(Direction) Seek out every line containing the word "ΕΛΤΑ", and copy each.
──────── Provided data ────────
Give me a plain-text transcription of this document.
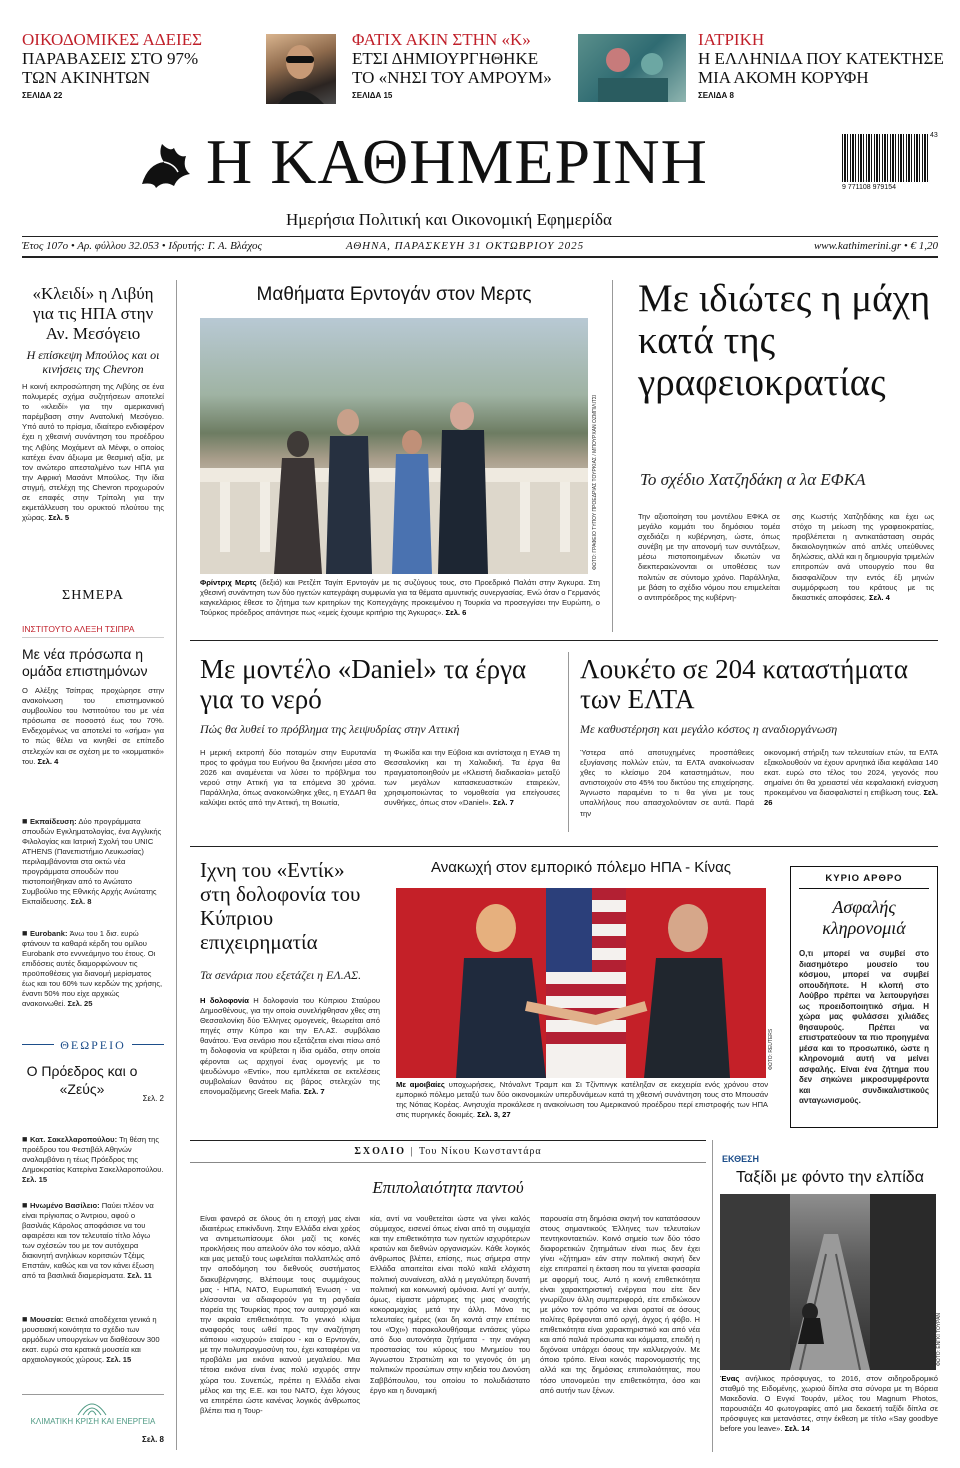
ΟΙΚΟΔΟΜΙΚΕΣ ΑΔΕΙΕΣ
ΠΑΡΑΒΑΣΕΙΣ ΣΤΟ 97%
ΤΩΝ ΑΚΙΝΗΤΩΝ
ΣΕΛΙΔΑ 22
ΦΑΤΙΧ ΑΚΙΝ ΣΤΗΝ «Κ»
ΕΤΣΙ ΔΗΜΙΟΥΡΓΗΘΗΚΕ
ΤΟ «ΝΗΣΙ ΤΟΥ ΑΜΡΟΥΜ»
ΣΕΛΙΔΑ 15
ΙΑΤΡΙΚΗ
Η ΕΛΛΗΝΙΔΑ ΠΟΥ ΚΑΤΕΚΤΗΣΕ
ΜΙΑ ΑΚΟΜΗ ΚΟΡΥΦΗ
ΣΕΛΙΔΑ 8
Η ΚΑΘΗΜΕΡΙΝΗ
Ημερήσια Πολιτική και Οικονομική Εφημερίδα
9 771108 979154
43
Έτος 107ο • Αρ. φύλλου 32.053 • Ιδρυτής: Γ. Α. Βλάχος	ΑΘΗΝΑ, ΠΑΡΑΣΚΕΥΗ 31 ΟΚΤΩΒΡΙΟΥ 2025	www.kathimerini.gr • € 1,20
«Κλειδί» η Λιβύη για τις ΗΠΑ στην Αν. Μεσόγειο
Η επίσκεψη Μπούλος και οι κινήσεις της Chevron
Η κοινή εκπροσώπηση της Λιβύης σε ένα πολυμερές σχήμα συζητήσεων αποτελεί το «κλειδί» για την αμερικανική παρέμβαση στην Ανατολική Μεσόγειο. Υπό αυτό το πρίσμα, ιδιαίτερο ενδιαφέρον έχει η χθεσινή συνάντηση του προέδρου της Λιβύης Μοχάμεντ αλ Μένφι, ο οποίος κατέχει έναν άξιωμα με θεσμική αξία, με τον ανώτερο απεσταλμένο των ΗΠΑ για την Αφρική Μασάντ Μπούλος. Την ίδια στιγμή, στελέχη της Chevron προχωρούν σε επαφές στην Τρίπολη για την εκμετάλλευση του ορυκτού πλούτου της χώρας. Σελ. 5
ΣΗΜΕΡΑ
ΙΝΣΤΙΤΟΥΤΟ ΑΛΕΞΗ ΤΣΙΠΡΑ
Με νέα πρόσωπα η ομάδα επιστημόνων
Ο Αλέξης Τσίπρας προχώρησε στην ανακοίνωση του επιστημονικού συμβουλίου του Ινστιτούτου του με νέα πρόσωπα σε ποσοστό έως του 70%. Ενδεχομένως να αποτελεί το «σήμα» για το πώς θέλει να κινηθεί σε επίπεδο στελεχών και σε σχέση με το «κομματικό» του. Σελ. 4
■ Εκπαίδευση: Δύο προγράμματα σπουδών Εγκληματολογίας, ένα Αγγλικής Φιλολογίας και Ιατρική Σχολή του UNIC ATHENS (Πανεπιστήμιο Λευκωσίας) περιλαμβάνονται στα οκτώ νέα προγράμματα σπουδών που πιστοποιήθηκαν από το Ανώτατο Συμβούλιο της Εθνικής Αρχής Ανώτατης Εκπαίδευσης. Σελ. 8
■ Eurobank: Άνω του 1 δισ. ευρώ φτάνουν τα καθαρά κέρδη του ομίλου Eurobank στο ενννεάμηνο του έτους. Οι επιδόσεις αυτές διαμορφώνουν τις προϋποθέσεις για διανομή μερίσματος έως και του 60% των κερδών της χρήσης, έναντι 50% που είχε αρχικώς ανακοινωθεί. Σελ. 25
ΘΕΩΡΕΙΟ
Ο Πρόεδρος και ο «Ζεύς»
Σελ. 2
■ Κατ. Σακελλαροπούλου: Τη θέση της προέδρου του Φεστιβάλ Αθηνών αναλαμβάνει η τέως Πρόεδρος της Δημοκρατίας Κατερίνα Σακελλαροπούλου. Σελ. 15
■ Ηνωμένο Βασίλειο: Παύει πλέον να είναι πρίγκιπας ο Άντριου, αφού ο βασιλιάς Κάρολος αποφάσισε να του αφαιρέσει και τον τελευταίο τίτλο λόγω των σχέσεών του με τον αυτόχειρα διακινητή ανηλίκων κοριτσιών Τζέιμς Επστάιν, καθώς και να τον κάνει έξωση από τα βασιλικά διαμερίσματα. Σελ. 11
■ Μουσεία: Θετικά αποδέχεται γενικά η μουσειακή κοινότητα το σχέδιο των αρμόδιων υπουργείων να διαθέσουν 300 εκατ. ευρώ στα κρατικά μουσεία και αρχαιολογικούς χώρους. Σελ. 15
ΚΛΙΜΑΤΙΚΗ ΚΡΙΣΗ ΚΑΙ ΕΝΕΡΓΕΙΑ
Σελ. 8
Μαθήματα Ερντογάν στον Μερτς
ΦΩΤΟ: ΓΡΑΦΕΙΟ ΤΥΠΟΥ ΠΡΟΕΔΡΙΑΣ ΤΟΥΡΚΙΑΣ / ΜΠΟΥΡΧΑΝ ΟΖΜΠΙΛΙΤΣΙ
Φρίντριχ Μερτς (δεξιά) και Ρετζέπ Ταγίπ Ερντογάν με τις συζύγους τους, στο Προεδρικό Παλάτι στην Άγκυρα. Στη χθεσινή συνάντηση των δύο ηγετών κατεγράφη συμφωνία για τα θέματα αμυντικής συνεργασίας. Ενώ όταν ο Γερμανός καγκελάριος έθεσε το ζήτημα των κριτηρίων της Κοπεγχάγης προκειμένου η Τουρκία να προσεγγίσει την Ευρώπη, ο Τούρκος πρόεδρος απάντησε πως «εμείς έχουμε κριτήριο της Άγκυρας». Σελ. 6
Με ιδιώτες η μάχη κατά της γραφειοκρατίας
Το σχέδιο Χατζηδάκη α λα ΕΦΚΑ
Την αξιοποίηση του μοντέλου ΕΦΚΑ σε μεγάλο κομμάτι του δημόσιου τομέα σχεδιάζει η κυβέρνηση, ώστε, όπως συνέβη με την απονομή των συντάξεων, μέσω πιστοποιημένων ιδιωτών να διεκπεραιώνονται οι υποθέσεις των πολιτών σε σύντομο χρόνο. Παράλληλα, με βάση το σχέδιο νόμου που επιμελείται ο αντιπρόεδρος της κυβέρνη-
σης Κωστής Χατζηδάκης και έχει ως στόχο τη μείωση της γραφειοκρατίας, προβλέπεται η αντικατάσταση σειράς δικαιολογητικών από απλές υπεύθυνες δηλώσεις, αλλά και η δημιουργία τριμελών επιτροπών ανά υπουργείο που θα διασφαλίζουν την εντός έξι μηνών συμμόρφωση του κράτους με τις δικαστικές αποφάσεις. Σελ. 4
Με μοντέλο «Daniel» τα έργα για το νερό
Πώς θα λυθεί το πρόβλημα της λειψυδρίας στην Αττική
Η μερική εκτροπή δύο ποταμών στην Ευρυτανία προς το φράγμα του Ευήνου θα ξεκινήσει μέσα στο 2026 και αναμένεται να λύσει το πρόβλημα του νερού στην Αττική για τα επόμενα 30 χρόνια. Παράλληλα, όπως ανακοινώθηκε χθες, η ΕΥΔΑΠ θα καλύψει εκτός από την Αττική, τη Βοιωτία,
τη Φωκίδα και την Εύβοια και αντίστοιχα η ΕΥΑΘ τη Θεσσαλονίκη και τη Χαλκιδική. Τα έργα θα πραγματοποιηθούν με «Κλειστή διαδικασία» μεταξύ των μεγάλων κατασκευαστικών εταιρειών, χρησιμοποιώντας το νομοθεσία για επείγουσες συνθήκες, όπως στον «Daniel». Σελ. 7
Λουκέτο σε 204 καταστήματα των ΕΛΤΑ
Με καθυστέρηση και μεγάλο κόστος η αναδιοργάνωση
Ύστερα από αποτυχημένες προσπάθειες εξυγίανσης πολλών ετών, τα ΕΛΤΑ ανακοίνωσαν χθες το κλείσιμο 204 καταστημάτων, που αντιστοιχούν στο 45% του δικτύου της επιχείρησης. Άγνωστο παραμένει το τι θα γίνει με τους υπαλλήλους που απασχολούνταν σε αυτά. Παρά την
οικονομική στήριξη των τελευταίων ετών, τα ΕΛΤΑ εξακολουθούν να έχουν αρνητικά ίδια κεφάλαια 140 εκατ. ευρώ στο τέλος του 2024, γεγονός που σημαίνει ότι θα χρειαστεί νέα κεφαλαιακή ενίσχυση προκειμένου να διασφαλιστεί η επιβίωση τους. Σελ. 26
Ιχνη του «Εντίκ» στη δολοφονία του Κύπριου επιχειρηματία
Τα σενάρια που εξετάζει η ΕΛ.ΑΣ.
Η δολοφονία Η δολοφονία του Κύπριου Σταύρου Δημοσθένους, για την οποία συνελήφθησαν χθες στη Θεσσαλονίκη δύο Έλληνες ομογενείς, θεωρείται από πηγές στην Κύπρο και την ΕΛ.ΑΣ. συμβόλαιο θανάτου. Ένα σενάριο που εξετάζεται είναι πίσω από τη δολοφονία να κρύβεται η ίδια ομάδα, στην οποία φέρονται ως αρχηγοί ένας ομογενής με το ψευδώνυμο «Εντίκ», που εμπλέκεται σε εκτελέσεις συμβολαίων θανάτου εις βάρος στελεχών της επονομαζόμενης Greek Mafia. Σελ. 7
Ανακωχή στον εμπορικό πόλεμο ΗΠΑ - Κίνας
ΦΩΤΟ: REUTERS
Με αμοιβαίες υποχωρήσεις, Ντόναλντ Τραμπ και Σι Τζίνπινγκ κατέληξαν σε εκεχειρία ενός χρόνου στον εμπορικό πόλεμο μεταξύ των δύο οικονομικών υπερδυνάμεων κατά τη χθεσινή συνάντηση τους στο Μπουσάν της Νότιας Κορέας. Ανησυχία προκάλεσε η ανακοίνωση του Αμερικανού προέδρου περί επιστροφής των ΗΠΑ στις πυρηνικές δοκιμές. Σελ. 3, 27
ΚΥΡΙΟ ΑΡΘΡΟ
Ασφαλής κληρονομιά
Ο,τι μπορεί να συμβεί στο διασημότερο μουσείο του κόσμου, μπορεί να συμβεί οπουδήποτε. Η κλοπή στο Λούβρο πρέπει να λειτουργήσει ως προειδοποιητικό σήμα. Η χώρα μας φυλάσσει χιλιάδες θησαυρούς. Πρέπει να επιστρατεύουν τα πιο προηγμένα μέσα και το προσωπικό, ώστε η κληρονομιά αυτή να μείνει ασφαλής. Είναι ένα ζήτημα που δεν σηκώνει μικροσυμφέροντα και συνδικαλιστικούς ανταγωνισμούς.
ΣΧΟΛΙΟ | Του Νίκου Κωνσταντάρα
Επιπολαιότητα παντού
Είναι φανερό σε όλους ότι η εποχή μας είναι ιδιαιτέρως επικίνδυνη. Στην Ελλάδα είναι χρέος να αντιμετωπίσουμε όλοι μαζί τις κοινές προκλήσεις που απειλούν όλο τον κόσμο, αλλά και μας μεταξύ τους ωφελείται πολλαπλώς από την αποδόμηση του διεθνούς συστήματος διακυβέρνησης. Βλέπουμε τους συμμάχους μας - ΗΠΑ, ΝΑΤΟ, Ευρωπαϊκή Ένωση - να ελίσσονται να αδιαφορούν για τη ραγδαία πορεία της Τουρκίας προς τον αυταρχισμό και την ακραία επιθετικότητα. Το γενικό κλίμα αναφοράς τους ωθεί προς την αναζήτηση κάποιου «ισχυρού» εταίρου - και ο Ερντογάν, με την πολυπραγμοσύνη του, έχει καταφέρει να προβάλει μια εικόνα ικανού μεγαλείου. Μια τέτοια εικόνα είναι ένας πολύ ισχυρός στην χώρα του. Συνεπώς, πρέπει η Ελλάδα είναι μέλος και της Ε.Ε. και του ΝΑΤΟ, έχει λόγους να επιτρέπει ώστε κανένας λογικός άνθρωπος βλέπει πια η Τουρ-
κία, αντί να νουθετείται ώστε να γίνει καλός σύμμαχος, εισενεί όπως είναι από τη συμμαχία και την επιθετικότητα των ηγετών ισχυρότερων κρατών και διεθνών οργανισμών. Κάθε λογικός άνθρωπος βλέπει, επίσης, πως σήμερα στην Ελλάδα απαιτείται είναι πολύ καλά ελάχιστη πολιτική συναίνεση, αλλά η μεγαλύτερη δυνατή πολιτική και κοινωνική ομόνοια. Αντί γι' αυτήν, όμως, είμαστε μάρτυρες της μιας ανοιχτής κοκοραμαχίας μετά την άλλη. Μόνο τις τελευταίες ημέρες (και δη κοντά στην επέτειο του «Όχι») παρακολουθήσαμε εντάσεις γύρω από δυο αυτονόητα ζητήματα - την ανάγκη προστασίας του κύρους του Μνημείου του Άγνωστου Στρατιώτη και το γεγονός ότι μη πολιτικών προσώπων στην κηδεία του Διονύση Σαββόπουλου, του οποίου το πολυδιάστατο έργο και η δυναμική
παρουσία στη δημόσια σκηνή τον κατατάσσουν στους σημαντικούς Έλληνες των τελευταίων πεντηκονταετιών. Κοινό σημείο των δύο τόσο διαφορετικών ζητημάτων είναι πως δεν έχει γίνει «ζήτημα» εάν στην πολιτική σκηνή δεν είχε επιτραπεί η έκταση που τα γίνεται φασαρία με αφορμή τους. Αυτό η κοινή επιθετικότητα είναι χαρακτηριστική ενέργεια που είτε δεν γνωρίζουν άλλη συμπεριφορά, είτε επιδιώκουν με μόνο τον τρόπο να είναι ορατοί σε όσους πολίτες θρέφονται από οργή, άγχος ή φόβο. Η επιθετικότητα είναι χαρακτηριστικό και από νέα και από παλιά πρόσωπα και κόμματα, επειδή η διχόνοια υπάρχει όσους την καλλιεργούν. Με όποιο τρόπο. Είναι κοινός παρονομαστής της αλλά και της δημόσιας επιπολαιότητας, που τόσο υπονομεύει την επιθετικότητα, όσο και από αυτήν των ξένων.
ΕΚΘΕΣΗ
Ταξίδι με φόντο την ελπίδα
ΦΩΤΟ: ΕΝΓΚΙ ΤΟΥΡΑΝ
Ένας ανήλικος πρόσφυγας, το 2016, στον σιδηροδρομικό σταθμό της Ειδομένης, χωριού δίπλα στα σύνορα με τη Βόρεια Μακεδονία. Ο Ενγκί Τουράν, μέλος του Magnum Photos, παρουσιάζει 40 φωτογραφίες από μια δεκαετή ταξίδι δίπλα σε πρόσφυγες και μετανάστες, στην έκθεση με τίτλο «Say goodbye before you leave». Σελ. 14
────────
(Written solution)
Λουκέτο σε 204 καταστήματα των ΕΛΤΑ
Ύστερα από αποτυχημένες προσπάθειες εξυγίανσης πολλών ετών, τα ΕΛΤΑ ανακοίνωσαν χθες το κλείσιμο 204 καταστημάτων, που αντιστοιχούν στο 45% του δικτύου της επιχείρησης. Άγνωστο παραμένει το τι θα γίνει με τους υπαλλήλους που απασχολούνταν σε αυτά. Παρά την
οικονομική στήριξη των τελευταίων ετών, τα ΕΛΤΑ εξακολουθούν να έχουν αρνητικά ίδια κεφάλαια 140 εκατ. ευρώ στο τέλος του 2024, γεγονός που σημαίνει ότι θα χρειαστεί νέα κεφαλαιακή ενίσχυση προκειμένου να διασφαλιστεί η επιβίωση τους. Σελ. 26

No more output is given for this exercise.